→ WHAT THE EXERCISE ASKS
In the data below, find every line that has the string "screenshot", and copy it.

-- Start EXERCISE MATERIAL --

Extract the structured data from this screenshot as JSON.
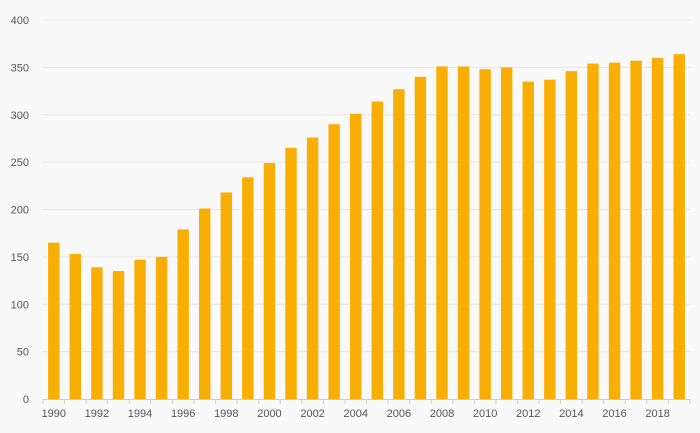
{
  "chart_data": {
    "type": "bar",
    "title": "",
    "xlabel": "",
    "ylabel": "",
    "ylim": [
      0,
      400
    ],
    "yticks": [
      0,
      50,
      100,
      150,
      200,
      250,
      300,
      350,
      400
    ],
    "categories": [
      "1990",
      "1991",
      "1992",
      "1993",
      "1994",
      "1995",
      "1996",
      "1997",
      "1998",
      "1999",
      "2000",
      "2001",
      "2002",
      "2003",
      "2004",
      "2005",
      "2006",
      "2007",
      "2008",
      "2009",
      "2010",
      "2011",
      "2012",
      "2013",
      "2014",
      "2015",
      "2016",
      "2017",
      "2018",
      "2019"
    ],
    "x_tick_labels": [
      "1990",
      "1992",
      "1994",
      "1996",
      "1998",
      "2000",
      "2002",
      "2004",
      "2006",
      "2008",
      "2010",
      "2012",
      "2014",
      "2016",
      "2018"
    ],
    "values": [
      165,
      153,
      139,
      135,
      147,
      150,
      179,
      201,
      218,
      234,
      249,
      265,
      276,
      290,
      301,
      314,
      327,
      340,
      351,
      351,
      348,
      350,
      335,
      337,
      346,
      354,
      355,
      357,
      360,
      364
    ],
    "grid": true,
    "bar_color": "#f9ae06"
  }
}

-- End EXERCISE MATERIAL --
-- Start EXERCISE MATERIAL --

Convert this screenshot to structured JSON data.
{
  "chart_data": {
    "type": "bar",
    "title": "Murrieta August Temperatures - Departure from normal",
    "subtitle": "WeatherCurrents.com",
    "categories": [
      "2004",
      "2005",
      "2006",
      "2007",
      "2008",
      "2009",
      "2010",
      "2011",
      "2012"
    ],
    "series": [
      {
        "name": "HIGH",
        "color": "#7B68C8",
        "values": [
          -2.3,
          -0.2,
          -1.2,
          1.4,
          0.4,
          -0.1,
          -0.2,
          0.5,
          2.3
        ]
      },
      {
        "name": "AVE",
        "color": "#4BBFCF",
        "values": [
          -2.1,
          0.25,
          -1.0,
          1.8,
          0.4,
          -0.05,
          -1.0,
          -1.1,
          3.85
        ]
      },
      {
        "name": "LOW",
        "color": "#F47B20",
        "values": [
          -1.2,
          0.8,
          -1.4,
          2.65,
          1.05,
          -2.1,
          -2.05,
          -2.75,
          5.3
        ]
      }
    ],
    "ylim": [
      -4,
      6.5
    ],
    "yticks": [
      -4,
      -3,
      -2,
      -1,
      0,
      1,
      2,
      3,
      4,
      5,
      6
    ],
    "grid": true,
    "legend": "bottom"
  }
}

-- End EXERCISE MATERIAL --

→ COMPLETE OUTPUT
Extract the structured data from this screenshot as JSON.
Convert this screenshot to structured JSON data.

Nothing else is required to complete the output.